[Dataset entries]

+--

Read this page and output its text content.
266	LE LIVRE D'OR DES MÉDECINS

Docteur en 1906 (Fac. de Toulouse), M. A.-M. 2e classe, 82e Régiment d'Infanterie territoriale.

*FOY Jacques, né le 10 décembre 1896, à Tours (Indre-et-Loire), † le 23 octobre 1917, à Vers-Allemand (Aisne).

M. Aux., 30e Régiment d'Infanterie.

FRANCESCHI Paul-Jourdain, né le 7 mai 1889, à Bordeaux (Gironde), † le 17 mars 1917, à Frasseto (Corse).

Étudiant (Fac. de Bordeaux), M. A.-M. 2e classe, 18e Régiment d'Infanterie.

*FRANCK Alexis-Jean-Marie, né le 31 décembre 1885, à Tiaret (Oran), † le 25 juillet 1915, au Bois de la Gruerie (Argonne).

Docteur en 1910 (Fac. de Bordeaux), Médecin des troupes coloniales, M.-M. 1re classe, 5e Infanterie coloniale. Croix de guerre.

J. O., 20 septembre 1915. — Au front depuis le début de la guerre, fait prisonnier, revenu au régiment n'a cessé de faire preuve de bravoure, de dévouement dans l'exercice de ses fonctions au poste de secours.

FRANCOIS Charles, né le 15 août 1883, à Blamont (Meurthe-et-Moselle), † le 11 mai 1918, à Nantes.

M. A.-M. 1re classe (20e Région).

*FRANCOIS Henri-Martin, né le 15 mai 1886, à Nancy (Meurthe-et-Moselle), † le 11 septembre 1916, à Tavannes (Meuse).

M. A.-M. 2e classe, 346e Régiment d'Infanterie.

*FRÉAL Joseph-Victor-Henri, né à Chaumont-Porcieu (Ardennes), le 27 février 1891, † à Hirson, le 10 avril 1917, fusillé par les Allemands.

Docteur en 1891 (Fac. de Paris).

+--

» Aim of the task:
Give the listing above again, word for word.

» Response:
Read this page and output its text content.
266	LE LIVRE D'OR DES MÉDECINS

Docteur en 1906 (Fac. de Toulouse), M. A.-M. 2e classe, 82e Régiment d'Infanterie territoriale.

*FOY Jacques, né le 10 décembre 1896, à Tours (Indre-et-Loire), † le 23 octobre 1917, à Vers-Allemand (Aisne).

M. Aux., 30e Régiment d'Infanterie.

FRANCESCHI Paul-Jourdain, né le 7 mai 1889, à Bordeaux (Gironde), † le 17 mars 1917, à Frasseto (Corse).

Étudiant (Fac. de Bordeaux), M. A.-M. 2e classe, 18e Régiment d'Infanterie.

*FRANCK Alexis-Jean-Marie, né le 31 décembre 1885, à Tiaret (Oran), † le 25 juillet 1915, au Bois de la Gruerie (Argonne).

Docteur en 1910 (Fac. de Bordeaux), Médecin des troupes coloniales, M.-M. 1re classe, 5e Infanterie coloniale. Croix de guerre.

J. O., 20 septembre 1915. — Au front depuis le début de la guerre, fait prisonnier, revenu au régiment n'a cessé de faire preuve de bravoure, de dévouement dans l'exercice de ses fonctions au poste de secours.

FRANCOIS Charles, né le 15 août 1883, à Blamont (Meurthe-et-Moselle), † le 11 mai 1918, à Nantes.

M. A.-M. 1re classe (20e Région).

*FRANCOIS Henri-Martin, né le 15 mai 1886, à Nancy (Meurthe-et-Moselle), † le 11 septembre 1916, à Tavannes (Meuse).

M. A.-M. 2e classe, 346e Régiment d'Infanterie.

*FRÉAL Joseph-Victor-Henri, né à Chaumont-Porcieu (Ardennes), le 27 février 1891, † à Hirson, le 10 avril 1917, fusillé par les Allemands.

Docteur en 1891 (Fac. de Paris).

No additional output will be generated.